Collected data
┄┄┄┄┄┄┄┄┄┄
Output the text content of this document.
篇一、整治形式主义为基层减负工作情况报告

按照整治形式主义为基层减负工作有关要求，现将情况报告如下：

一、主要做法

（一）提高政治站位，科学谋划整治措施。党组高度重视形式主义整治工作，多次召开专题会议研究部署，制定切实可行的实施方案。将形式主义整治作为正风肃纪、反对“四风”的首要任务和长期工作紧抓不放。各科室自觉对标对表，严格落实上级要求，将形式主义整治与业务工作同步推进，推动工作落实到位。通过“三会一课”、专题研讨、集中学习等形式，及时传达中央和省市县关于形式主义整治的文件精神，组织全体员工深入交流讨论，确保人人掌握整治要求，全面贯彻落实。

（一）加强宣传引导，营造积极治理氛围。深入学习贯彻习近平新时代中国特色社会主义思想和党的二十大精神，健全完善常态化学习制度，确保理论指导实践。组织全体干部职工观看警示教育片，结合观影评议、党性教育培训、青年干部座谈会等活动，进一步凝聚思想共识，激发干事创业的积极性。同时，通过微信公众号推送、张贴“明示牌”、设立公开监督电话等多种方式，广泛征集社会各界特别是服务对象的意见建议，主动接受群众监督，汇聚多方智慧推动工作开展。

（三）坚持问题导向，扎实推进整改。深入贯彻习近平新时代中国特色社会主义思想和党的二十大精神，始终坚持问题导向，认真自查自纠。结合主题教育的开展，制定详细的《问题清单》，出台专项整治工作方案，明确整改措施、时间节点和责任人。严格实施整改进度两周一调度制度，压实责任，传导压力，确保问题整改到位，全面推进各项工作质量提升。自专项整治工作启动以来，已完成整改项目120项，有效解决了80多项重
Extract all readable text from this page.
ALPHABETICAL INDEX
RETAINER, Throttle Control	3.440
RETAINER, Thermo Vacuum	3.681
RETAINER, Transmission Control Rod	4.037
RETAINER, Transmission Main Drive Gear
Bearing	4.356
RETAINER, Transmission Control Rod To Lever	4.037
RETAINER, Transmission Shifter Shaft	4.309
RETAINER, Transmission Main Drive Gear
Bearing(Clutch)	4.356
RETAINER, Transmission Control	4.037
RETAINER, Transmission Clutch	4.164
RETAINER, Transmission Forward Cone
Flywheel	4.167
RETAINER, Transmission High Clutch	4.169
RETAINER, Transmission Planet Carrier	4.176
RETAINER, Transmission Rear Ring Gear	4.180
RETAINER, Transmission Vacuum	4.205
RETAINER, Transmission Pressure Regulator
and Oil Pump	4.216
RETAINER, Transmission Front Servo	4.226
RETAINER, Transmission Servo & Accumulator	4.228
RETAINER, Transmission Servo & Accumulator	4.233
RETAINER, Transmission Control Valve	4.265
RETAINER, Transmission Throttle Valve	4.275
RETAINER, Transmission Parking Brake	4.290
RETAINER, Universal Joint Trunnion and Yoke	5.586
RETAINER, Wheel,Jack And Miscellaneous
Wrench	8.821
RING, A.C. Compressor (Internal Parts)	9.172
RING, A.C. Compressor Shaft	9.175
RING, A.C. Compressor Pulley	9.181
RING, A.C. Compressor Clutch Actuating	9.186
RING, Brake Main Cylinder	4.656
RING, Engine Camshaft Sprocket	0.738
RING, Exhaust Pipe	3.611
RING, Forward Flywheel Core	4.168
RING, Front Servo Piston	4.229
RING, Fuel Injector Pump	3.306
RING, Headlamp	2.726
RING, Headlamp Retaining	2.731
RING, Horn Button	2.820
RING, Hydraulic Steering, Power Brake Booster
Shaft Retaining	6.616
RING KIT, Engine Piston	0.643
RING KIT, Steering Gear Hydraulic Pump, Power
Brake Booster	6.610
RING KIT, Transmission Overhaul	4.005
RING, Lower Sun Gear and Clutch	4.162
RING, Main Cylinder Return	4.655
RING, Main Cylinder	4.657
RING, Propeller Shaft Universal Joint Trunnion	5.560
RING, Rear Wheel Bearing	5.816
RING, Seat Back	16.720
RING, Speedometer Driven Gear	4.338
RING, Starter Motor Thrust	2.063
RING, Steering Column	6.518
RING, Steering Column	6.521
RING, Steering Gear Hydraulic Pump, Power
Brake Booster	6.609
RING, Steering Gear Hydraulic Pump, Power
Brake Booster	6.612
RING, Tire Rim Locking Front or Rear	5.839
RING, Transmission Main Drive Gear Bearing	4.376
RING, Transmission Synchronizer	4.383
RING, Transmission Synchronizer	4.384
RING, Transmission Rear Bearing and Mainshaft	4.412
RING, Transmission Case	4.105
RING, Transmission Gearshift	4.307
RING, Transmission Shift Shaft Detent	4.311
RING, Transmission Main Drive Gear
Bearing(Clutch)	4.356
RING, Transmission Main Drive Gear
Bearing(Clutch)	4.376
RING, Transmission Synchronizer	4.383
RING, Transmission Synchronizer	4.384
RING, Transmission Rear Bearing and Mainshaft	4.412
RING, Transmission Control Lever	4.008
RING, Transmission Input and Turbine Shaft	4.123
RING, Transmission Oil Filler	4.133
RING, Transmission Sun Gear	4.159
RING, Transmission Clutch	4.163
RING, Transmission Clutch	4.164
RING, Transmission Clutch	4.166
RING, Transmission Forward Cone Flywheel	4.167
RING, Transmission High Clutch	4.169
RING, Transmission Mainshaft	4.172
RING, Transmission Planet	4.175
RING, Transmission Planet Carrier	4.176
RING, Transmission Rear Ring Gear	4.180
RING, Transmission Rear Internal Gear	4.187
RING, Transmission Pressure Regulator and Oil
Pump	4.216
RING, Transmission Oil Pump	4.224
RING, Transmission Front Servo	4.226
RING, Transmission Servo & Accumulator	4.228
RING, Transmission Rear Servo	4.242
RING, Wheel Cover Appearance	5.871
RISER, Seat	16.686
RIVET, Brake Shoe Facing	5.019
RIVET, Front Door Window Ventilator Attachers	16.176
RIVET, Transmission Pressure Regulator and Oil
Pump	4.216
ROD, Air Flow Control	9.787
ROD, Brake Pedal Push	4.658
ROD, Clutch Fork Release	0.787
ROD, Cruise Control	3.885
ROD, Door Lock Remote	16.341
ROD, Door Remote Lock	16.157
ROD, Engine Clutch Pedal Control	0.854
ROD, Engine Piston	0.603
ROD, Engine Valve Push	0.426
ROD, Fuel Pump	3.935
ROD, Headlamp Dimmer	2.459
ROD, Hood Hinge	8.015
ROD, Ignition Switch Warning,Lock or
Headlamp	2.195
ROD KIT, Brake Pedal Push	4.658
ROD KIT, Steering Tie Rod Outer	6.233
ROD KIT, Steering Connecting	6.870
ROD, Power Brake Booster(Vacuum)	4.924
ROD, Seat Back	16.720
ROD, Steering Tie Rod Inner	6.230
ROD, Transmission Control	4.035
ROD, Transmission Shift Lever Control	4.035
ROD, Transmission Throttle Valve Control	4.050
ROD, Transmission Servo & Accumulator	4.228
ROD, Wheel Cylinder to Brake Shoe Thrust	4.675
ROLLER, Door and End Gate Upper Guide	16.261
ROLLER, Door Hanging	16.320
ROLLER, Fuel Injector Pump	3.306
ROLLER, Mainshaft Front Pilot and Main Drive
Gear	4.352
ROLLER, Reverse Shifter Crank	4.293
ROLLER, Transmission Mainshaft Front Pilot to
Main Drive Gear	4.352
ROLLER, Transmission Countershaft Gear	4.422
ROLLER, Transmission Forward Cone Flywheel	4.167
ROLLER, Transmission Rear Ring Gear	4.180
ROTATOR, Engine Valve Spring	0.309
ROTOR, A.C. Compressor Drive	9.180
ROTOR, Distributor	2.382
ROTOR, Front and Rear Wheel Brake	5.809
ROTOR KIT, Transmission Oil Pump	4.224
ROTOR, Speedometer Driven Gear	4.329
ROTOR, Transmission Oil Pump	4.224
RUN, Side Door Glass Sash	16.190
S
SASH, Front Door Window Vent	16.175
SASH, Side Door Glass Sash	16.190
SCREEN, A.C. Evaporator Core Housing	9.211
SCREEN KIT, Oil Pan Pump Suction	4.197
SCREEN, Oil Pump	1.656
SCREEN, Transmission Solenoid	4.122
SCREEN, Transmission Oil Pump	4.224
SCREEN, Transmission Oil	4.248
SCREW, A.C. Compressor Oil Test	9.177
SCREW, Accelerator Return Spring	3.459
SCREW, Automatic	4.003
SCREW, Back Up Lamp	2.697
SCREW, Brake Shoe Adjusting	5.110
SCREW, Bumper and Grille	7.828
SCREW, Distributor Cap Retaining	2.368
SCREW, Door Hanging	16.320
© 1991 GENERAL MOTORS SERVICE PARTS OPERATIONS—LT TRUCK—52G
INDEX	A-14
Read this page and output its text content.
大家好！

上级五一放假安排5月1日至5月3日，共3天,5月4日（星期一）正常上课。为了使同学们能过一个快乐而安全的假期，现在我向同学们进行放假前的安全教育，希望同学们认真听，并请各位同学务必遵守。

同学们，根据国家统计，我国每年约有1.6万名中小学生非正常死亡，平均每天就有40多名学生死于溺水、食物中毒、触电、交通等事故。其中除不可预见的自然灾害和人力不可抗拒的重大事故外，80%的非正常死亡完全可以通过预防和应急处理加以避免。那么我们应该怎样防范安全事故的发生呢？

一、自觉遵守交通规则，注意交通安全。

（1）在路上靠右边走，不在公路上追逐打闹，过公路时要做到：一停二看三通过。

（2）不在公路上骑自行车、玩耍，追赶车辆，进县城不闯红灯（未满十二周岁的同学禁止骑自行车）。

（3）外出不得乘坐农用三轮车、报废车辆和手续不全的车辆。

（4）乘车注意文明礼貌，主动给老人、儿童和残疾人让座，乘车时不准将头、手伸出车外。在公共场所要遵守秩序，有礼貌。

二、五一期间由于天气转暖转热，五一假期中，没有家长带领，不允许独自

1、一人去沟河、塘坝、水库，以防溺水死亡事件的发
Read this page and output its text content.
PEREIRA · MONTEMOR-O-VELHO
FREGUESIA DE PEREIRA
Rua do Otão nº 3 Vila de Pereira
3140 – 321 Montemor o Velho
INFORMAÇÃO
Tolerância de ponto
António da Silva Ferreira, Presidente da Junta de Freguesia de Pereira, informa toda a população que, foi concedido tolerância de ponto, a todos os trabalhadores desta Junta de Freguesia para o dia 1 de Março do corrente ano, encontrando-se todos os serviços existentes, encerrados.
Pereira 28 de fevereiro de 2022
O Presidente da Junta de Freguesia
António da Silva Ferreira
┄┄┄┄┄┄┄┄┄┄
Working from the material above, state how many lines contain "Planet"; give only the number.

| THE RESPONSE |
3